• BRIEF:
Take the listing and print it in full, exactly as given.

• SOURCE MATERIAL:
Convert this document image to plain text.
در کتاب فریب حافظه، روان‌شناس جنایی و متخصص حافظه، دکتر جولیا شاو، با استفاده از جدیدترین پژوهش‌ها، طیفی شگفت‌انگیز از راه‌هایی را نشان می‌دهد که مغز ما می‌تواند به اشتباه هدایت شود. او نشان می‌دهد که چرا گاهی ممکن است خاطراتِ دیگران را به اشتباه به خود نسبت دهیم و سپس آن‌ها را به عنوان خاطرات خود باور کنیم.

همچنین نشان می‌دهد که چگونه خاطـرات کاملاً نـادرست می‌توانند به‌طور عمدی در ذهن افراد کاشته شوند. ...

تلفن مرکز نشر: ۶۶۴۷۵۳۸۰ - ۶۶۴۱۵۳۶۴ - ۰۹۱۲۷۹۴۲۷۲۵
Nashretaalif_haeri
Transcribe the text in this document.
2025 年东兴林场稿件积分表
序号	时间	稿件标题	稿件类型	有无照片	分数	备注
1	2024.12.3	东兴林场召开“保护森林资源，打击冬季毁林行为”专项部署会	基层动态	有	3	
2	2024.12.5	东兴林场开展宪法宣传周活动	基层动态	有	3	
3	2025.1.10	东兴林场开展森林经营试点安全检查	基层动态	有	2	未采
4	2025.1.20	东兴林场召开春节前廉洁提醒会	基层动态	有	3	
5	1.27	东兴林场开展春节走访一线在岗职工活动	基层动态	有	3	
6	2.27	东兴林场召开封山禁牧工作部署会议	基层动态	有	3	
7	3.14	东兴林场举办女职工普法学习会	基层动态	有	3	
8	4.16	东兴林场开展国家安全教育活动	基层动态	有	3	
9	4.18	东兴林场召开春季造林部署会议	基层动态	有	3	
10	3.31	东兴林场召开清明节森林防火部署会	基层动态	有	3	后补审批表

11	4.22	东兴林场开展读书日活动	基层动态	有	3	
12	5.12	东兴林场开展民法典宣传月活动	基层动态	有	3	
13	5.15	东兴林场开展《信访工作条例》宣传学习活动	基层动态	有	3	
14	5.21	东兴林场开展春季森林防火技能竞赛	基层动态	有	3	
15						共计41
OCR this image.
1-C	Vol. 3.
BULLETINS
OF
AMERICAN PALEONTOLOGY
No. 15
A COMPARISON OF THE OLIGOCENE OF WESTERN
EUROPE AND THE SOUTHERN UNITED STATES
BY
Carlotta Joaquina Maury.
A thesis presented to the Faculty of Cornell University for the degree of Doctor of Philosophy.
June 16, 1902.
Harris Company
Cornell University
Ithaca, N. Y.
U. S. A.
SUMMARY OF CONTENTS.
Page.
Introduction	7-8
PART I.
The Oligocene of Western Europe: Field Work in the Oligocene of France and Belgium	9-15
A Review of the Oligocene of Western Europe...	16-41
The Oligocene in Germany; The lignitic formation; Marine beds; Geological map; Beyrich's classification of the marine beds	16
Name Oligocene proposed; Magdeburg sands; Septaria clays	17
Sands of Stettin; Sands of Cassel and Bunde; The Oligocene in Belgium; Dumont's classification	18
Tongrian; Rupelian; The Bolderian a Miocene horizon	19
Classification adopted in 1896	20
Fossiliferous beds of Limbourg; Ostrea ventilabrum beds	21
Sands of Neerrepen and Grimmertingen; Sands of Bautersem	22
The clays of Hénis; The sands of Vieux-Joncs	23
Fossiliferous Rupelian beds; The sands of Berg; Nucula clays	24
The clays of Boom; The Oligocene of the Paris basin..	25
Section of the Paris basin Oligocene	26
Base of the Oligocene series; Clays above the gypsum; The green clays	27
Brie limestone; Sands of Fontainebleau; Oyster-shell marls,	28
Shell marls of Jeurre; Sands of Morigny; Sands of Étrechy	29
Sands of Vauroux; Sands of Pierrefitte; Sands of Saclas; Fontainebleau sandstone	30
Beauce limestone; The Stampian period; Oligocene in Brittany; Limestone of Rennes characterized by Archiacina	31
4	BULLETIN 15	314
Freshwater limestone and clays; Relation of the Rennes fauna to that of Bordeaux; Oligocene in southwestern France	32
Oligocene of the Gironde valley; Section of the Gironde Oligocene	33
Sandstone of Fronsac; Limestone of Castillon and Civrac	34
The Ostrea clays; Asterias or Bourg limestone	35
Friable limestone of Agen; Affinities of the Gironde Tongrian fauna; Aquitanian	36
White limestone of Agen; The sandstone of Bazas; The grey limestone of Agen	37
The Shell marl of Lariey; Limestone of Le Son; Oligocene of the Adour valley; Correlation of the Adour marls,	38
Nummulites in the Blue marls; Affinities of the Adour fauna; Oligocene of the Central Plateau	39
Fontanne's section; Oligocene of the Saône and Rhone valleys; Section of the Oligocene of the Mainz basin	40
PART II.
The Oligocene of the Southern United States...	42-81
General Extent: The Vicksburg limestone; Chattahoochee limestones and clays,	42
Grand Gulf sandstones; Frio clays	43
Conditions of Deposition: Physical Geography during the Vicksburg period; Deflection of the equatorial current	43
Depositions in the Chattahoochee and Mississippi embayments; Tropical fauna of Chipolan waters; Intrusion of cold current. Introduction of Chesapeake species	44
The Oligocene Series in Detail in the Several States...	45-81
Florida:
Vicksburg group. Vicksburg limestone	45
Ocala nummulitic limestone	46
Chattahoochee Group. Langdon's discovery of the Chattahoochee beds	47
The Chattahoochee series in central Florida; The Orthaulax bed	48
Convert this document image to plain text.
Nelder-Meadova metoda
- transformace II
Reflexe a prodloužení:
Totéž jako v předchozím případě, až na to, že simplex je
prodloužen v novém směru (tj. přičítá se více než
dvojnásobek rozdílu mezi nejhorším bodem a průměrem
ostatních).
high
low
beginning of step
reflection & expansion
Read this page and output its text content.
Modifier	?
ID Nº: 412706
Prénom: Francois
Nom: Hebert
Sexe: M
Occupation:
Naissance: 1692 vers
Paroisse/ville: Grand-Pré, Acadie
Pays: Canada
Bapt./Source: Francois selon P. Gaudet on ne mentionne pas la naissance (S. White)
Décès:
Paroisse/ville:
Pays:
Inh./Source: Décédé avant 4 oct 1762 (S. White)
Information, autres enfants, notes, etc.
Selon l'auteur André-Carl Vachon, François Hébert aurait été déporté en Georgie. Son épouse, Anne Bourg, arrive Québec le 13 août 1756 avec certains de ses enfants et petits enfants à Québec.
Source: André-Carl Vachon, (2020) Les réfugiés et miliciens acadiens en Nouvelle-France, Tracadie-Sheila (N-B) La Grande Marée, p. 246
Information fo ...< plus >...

• EXERCISE RESPONSE:
Convert this document image to plain text.
در کتاب فریب حافظه، روان‌شناس جنایی و متخصص حافظه، دکتر جولیا شاو، با استفاده از جدیدترین پژوهش‌ها، طیفی شگفت‌انگیز از راه‌هایی را نشان می‌دهد که مغز ما می‌تواند به اشتباه هدایت شود. او نشان می‌دهد که چرا گاهی ممکن است خاطراتِ دیگران را به اشتباه به خود نسبت دهیم و سپس آن‌ها را به عنوان خاطرات خود باور کنیم.

همچنین نشان می‌دهد که چگونه خاطـرات کاملاً نـادرست می‌توانند به‌طور عمدی در ذهن افراد کاشته شوند. ...

تلفن مرکز نشر: ۶۶۴۷۵۳۸۰ - ۶۶۴۱۵۳۶۴ - ۰۹۱۲۷۹۴۲۷۲۵
Nashretaalif_haeri
Transcribe the text in this document.
2025 年东兴林场稿件积分表
序号	时间	稿件标题	稿件类型	有无照片	分数	备注
1	2024.12.3	东兴林场召开“保护森林资源，打击冬季毁林行为”专项部署会	基层动态	有	3	
2	2024.12.5	东兴林场开展宪法宣传周活动	基层动态	有	3	
3	2025.1.10	东兴林场开展森林经营试点安全检查	基层动态	有	2	未采
4	2025.1.20	东兴林场召开春节前廉洁提醒会	基层动态	有	3	
5	1.27	东兴林场开展春节走访一线在岗职工活动	基层动态	有	3	
6	2.27	东兴林场召开封山禁牧工作部署会议	基层动态	有	3	
7	3.14	东兴林场举办女职工普法学习会	基层动态	有	3	
8	4.16	东兴林场开展国家安全教育活动	基层动态	有	3	
9	4.18	东兴林场召开春季造林部署会议	基层动态	有	3	
10	3.31	东兴林场召开清明节森林防火部署会	基层动态	有	3	后补审批表

11	4.22	东兴林场开展读书日活动	基层动态	有	3	
12	5.12	东兴林场开展民法典宣传月活动	基层动态	有	3	
13	5.15	东兴林场开展《信访工作条例》宣传学习活动	基层动态	有	3	
14	5.21	东兴林场开展春季森林防火技能竞赛	基层动态	有	3	
15						共计41
OCR this image.
1-C	Vol. 3.
BULLETINS
OF
AMERICAN PALEONTOLOGY
No. 15
A COMPARISON OF THE OLIGOCENE OF WESTERN
EUROPE AND THE SOUTHERN UNITED STATES
BY
Carlotta Joaquina Maury.
A thesis presented to the Faculty of Cornell University for the degree of Doctor of Philosophy.
June 16, 1902.
Harris Company
Cornell University
Ithaca, N. Y.
U. S. A.
SUMMARY OF CONTENTS.
Page.
Introduction	7-8
PART I.
The Oligocene of Western Europe: Field Work in the Oligocene of France and Belgium	9-15
A Review of the Oligocene of Western Europe...	16-41
The Oligocene in Germany; The lignitic formation; Marine beds; Geological map; Beyrich's classification of the marine beds	16
Name Oligocene proposed; Magdeburg sands; Septaria clays	17
Sands of Stettin; Sands of Cassel and Bunde; The Oligocene in Belgium; Dumont's classification	18
Tongrian; Rupelian; The Bolderian a Miocene horizon	19
Classification adopted in 1896	20
Fossiliferous beds of Limbourg; Ostrea ventilabrum beds	21
Sands of Neerrepen and Grimmertingen; Sands of Bautersem	22
The clays of Hénis; The sands of Vieux-Joncs	23
Fossiliferous Rupelian beds; The sands of Berg; Nucula clays	24
The clays of Boom; The Oligocene of the Paris basin..	25
Section of the Paris basin Oligocene	26
Base of the Oligocene series; Clays above the gypsum; The green clays	27
Brie limestone; Sands of Fontainebleau; Oyster-shell marls,	28
Shell marls of Jeurre; Sands of Morigny; Sands of Étrechy	29
Sands of Vauroux; Sands of Pierrefitte; Sands of Saclas; Fontainebleau sandstone	30
Beauce limestone; The Stampian period; Oligocene in Brittany; Limestone of Rennes characterized by Archiacina	31
4	BULLETIN 15	314
Freshwater limestone and clays; Relation of the Rennes fauna to that of Bordeaux; Oligocene in southwestern France	32
Oligocene of the Gironde valley; Section of the Gironde Oligocene	33
Sandstone of Fronsac; Limestone of Castillon and Civrac	34
The Ostrea clays; Asterias or Bourg limestone	35
Friable limestone of Agen; Affinities of the Gironde Tongrian fauna; Aquitanian	36
White limestone of Agen; The sandstone of Bazas; The grey limestone of Agen	37
The Shell marl of Lariey; Limestone of Le Son; Oligocene of the Adour valley; Correlation of the Adour marls,	38
Nummulites in the Blue marls; Affinities of the Adour fauna; Oligocene of the Central Plateau	39
Fontanne's section; Oligocene of the Saône and Rhone valleys; Section of the Oligocene of the Mainz basin	40
PART II.
The Oligocene of the Southern United States...	42-81
General Extent: The Vicksburg limestone; Chattahoochee limestones and clays,	42
Grand Gulf sandstones; Frio clays	43
Conditions of Deposition: Physical Geography during the Vicksburg period; Deflection of the equatorial current	43
Depositions in the Chattahoochee and Mississippi embayments; Tropical fauna of Chipolan waters; Intrusion of cold current. Introduction of Chesapeake species	44
The Oligocene Series in Detail in the Several States...	45-81
Florida:
Vicksburg group. Vicksburg limestone	45
Ocala nummulitic limestone	46
Chattahoochee Group. Langdon's discovery of the Chattahoochee beds	47
The Chattahoochee series in central Florida; The Orthaulax bed	48
Convert this document image to plain text.
Nelder-Meadova metoda
- transformace II
Reflexe a prodloužení:
Totéž jako v předchozím případě, až na to, že simplex je
prodloužen v novém směru (tj. přičítá se více než
dvojnásobek rozdílu mezi nejhorším bodem a průměrem
ostatních).
high
low
beginning of step
reflection & expansion
Read this page and output its text content.
Modifier	?
ID Nº: 412706
Prénom: Francois
Nom: Hebert
Sexe: M
Occupation:
Naissance: 1692 vers
Paroisse/ville: Grand-Pré, Acadie
Pays: Canada
Bapt./Source: Francois selon P. Gaudet on ne mentionne pas la naissance (S. White)
Décès:
Paroisse/ville:
Pays:
Inh./Source: Décédé avant 4 oct 1762 (S. White)
Information, autres enfants, notes, etc.
Selon l'auteur André-Carl Vachon, François Hébert aurait été déporté en Georgie. Son épouse, Anne Bourg, arrive Québec le 13 août 1756 avec certains de ses enfants et petits enfants à Québec.
Source: André-Carl Vachon, (2020) Les réfugiés et miliciens acadiens en Nouvelle-France, Tracadie-Sheila (N-B) La Grande Marée, p. 246
Information fo ...< plus >...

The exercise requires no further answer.